*WORK TO BE COMPLETED*
Reproduce the data exactly.

*RECORDS PROVIDED*

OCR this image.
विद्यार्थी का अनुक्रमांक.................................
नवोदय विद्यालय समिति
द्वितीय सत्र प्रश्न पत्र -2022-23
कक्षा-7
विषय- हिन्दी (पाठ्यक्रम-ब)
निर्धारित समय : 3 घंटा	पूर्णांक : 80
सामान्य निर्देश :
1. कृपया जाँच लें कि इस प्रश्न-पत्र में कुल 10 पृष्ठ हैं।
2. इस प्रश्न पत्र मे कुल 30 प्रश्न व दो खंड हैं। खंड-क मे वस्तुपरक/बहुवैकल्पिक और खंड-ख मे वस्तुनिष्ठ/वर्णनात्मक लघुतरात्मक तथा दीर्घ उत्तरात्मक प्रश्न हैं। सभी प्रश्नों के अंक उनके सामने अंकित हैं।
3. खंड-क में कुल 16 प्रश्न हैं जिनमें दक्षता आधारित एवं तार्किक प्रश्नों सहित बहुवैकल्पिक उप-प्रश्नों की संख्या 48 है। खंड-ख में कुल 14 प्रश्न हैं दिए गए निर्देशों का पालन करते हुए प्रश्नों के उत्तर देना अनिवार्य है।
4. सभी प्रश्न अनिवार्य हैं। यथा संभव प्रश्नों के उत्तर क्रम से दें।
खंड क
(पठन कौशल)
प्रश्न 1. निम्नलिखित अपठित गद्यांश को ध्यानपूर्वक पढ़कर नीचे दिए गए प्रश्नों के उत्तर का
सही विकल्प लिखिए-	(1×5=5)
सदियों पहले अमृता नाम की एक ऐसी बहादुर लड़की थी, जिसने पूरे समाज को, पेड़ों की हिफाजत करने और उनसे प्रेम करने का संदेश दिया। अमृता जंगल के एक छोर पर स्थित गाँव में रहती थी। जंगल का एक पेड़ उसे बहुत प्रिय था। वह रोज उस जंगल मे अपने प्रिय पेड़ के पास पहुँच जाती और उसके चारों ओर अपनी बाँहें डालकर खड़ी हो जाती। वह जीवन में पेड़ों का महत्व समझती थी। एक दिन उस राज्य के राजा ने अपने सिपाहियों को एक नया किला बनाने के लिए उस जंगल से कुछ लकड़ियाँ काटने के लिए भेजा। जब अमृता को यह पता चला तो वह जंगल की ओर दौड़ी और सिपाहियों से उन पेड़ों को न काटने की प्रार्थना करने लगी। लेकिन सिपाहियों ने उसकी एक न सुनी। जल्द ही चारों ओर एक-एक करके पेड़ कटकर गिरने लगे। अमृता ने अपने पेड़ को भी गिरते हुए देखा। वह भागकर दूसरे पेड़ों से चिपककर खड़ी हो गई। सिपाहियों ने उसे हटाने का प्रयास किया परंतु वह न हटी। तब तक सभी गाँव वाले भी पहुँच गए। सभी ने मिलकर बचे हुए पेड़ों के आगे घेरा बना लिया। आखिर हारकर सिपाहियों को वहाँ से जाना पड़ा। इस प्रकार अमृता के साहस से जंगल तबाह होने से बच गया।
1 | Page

*ANSWER TO THIS TASK*
OCR this image.
विद्यार्थी का अनुक्रमांक.................................
नवोदय विद्यालय समिति
द्वितीय सत्र प्रश्न पत्र -2022-23
कक्षा-7
विषय- हिन्दी (पाठ्यक्रम-ब)
निर्धारित समय : 3 घंटा	पूर्णांक : 80
सामान्य निर्देश :
1. कृपया जाँच लें कि इस प्रश्न-पत्र में कुल 10 पृष्ठ हैं।
2. इस प्रश्न पत्र मे कुल 30 प्रश्न व दो खंड हैं। खंड-क मे वस्तुपरक/बहुवैकल्पिक और खंड-ख मे वस्तुनिष्ठ/वर्णनात्मक लघुतरात्मक तथा दीर्घ उत्तरात्मक प्रश्न हैं। सभी प्रश्नों के अंक उनके सामने अंकित हैं।
3. खंड-क में कुल 16 प्रश्न हैं जिनमें दक्षता आधारित एवं तार्किक प्रश्नों सहित बहुवैकल्पिक उप-प्रश्नों की संख्या 48 है। खंड-ख में कुल 14 प्रश्न हैं दिए गए निर्देशों का पालन करते हुए प्रश्नों के उत्तर देना अनिवार्य है।
4. सभी प्रश्न अनिवार्य हैं। यथा संभव प्रश्नों के उत्तर क्रम से दें।
खंड क
(पठन कौशल)
प्रश्न 1. निम्नलिखित अपठित गद्यांश को ध्यानपूर्वक पढ़कर नीचे दिए गए प्रश्नों के उत्तर का
सही विकल्प लिखिए-	(1×5=5)
सदियों पहले अमृता नाम की एक ऐसी बहादुर लड़की थी, जिसने पूरे समाज को, पेड़ों की हिफाजत करने और उनसे प्रेम करने का संदेश दिया। अमृता जंगल के एक छोर पर स्थित गाँव में रहती थी। जंगल का एक पेड़ उसे बहुत प्रिय था। वह रोज उस जंगल मे अपने प्रिय पेड़ के पास पहुँच जाती और उसके चारों ओर अपनी बाँहें डालकर खड़ी हो जाती। वह जीवन में पेड़ों का महत्व समझती थी। एक दिन उस राज्य के राजा ने अपने सिपाहियों को एक नया किला बनाने के लिए उस जंगल से कुछ लकड़ियाँ काटने के लिए भेजा। जब अमृता को यह पता चला तो वह जंगल की ओर दौड़ी और सिपाहियों से उन पेड़ों को न काटने की प्रार्थना करने लगी। लेकिन सिपाहियों ने उसकी एक न सुनी। जल्द ही चारों ओर एक-एक करके पेड़ कटकर गिरने लगे। अमृता ने अपने पेड़ को भी गिरते हुए देखा। वह भागकर दूसरे पेड़ों से चिपककर खड़ी हो गई। सिपाहियों ने उसे हटाने का प्रयास किया परंतु वह न हटी। तब तक सभी गाँव वाले भी पहुँच गए। सभी ने मिलकर बचे हुए पेड़ों के आगे घेरा बना लिया। आखिर हारकर सिपाहियों को वहाँ से जाना पड़ा। इस प्रकार अमृता के साहस से जंगल तबाह होने से बच गया।
1 | Page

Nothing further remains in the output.